[[ EXTRACTED ENTRIES, beginning ]]

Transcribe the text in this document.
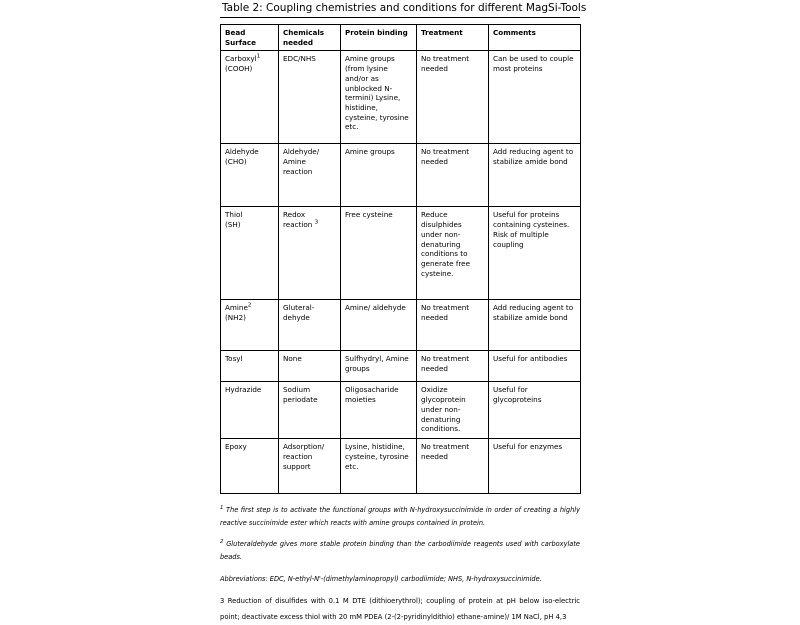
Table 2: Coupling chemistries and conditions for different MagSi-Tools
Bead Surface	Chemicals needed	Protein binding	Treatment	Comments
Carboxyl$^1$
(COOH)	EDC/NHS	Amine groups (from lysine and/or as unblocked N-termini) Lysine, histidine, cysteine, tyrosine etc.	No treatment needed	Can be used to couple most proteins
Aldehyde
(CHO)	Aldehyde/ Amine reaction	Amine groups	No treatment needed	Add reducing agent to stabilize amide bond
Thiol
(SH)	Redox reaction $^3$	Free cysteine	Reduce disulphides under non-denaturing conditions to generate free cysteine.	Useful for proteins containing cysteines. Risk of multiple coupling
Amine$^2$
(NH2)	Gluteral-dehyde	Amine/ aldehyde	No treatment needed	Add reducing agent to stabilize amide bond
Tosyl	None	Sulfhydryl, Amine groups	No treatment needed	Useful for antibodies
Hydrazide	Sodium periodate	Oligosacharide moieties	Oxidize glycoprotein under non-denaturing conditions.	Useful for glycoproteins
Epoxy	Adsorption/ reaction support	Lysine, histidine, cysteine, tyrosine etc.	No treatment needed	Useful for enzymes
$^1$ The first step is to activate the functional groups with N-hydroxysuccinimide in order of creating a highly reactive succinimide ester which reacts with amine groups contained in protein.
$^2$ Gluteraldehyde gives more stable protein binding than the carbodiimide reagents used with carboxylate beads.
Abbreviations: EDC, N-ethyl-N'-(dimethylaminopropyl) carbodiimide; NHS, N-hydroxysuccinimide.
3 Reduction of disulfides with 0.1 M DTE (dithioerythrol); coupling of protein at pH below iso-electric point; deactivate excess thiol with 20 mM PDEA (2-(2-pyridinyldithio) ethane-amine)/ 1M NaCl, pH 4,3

[[ EXTRACTED ENTRIES, end ]]
[[ EXTRACTED ENTRIES, beginning ]]

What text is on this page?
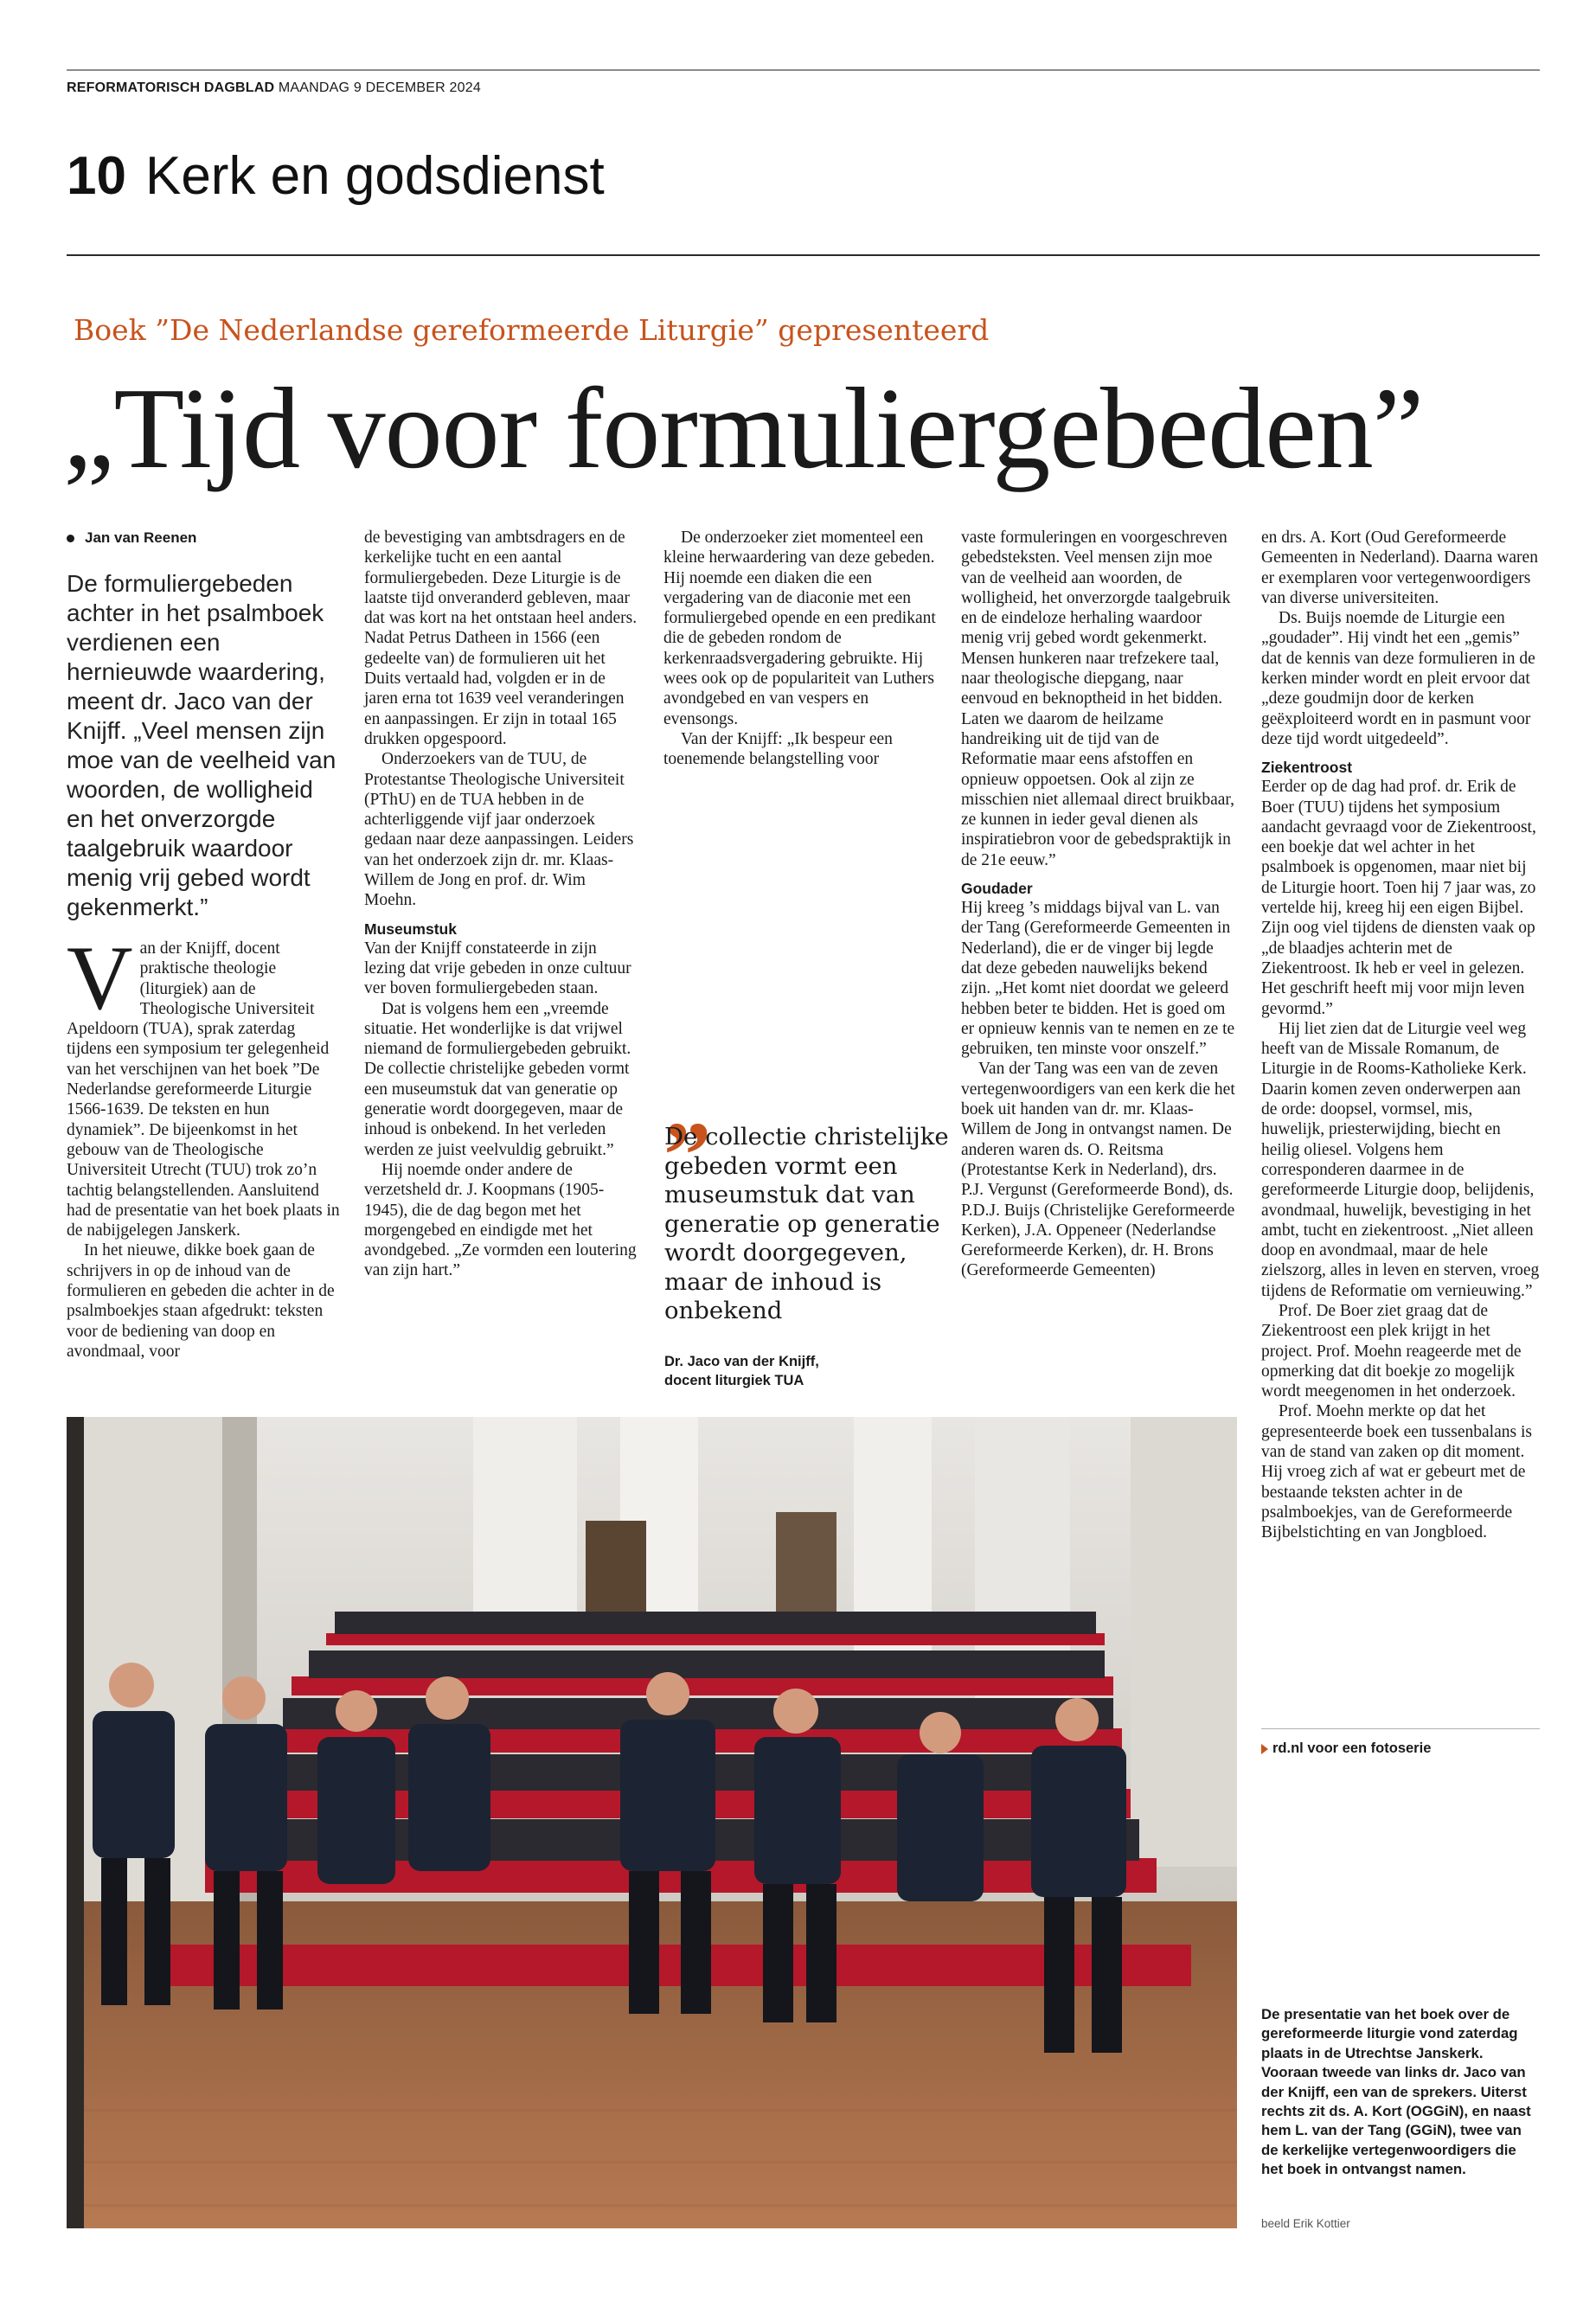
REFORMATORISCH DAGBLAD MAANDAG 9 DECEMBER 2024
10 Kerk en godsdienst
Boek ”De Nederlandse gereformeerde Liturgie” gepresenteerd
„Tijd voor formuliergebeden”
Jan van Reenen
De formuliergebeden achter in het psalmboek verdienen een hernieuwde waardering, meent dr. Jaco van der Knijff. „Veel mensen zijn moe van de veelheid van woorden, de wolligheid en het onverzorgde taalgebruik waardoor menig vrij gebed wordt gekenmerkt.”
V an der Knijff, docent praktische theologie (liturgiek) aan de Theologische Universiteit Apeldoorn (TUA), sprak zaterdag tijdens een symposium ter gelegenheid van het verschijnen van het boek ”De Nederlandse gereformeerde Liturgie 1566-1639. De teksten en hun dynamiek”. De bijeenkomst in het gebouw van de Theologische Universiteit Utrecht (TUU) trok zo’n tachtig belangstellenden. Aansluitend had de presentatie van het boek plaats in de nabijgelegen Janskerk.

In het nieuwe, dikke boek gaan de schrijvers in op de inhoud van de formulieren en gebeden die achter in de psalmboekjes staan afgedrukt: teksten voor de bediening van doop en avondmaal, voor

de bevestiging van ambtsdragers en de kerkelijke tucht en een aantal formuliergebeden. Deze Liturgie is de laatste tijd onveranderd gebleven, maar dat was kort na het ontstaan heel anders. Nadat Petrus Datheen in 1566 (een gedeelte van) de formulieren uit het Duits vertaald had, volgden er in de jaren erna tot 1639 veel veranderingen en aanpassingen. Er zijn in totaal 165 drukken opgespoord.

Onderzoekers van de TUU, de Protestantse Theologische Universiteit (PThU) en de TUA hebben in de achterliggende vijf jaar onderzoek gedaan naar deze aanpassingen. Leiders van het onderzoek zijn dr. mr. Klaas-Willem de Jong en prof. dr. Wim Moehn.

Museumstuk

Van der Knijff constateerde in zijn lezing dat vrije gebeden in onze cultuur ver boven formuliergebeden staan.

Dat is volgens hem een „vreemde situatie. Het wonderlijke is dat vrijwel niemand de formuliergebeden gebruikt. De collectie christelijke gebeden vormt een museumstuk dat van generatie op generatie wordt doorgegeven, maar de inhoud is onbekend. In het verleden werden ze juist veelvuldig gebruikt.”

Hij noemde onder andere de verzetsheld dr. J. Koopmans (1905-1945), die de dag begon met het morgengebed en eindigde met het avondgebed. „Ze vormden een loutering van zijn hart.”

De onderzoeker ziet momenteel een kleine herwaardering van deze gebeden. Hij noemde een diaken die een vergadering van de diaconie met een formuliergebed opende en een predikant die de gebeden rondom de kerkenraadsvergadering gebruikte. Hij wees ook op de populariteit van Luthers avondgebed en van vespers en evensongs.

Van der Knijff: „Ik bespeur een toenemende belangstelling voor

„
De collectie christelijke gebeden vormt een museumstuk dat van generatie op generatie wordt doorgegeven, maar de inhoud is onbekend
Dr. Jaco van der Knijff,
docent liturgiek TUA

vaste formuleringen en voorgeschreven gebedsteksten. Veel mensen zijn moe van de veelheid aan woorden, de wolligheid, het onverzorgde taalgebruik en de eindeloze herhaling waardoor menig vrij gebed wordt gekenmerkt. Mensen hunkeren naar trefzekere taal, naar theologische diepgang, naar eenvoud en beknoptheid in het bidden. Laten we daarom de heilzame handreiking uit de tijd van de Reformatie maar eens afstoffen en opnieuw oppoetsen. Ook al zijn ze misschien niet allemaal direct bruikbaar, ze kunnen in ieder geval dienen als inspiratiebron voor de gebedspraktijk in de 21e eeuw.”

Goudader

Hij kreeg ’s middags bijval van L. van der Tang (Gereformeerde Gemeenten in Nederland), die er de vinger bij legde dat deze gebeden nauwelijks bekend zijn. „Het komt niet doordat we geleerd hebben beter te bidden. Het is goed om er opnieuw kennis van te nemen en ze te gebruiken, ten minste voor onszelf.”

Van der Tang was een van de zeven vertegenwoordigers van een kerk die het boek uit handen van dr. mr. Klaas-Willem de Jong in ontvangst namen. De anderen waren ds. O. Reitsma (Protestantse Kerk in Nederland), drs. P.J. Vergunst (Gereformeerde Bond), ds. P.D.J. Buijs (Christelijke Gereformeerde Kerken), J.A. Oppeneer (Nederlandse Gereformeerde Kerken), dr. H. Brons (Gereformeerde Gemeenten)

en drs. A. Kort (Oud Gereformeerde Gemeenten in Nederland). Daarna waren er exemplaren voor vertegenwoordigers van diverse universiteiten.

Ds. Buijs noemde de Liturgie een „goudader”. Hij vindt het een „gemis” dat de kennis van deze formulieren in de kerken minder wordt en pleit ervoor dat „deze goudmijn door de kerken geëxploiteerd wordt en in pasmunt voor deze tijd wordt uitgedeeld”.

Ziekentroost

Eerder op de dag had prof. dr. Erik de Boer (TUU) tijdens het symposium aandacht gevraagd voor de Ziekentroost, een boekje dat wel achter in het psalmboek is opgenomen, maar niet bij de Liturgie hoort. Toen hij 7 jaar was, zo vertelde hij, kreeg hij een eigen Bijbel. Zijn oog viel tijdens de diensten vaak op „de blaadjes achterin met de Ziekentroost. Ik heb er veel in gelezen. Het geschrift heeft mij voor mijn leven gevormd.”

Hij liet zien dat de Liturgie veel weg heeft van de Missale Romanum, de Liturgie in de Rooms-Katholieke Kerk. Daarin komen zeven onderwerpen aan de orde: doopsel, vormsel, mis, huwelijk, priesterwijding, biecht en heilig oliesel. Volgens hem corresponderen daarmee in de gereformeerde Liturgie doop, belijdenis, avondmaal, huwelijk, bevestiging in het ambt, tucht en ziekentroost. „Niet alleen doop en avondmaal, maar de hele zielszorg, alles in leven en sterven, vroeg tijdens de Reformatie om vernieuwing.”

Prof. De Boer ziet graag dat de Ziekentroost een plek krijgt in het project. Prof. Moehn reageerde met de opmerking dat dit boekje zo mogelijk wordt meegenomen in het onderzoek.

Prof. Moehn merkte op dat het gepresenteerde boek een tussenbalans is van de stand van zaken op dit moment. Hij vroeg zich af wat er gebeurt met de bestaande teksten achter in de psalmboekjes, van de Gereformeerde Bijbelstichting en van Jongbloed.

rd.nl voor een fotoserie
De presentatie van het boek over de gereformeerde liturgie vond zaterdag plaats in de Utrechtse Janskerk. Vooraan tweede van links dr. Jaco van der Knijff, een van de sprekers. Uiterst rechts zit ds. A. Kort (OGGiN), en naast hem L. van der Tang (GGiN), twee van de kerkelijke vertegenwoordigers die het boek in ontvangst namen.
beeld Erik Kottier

[[ EXTRACTED ENTRIES, end ]]

▶ PROBLEM REQUIREMENTS
Would you count the lines in the entries that hold "text" and reply with only the count?

▶ SOLVED PROBLEM
2